>> START Data to process

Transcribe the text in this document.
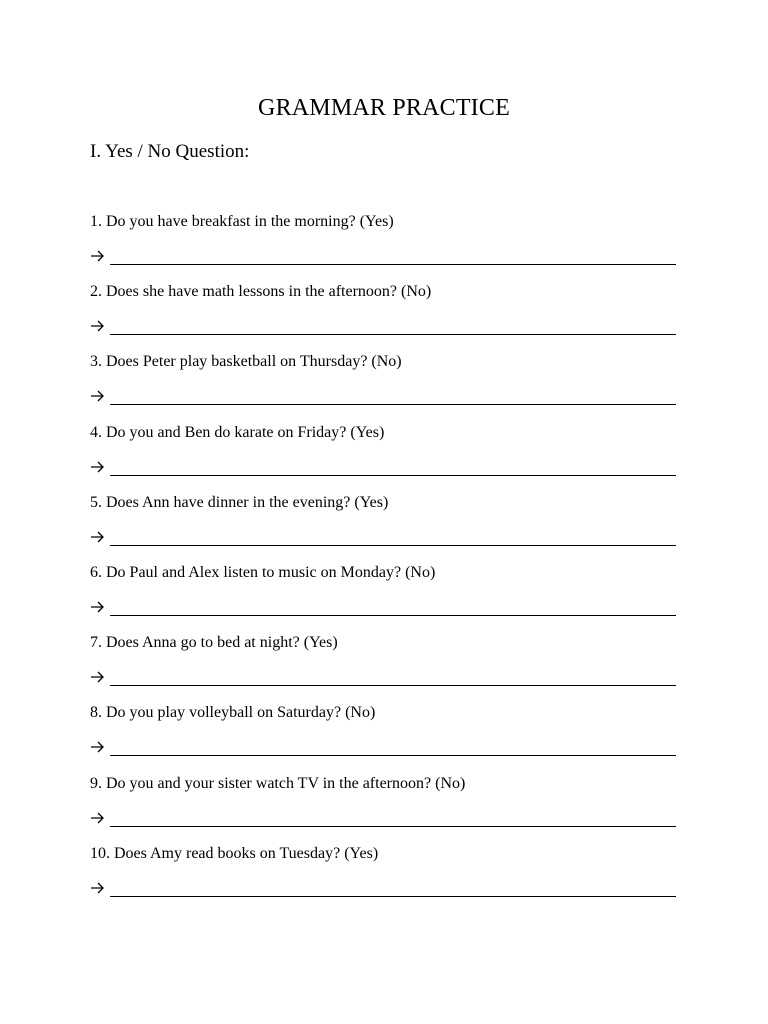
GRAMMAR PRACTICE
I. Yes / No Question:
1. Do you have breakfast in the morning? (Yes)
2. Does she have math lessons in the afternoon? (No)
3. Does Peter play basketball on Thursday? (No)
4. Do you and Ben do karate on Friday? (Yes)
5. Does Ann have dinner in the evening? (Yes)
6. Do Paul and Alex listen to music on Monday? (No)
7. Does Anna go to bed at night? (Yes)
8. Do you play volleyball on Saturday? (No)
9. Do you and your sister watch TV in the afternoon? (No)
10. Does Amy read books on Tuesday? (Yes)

>> END Data to process
>> START Data to process

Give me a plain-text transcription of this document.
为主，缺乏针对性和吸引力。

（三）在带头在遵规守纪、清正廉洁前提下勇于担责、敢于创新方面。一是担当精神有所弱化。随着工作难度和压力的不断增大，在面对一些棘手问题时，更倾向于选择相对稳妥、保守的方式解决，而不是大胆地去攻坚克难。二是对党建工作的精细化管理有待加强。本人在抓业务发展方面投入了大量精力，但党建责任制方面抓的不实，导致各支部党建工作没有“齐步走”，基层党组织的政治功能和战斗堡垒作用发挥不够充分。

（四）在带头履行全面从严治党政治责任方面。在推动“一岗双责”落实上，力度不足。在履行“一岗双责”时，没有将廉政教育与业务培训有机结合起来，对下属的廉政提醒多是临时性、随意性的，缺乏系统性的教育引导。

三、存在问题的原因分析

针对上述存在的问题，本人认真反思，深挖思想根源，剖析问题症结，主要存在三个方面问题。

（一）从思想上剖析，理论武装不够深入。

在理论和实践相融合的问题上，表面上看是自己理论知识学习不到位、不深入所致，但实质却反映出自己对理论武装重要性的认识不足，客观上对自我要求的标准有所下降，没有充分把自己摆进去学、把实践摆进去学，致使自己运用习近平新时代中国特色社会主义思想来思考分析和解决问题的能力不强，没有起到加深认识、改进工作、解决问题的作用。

>> END Data to process
>> START Data to process

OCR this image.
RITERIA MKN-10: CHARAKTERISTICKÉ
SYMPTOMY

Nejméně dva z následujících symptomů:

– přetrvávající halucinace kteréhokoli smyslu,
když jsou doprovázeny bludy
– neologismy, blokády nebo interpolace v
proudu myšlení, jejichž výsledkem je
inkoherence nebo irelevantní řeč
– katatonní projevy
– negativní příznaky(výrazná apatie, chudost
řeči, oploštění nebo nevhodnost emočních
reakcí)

>> END Data to process

Scan the records above, count the lines with "Does" in them, and give only the number.

= Solution to this task =
5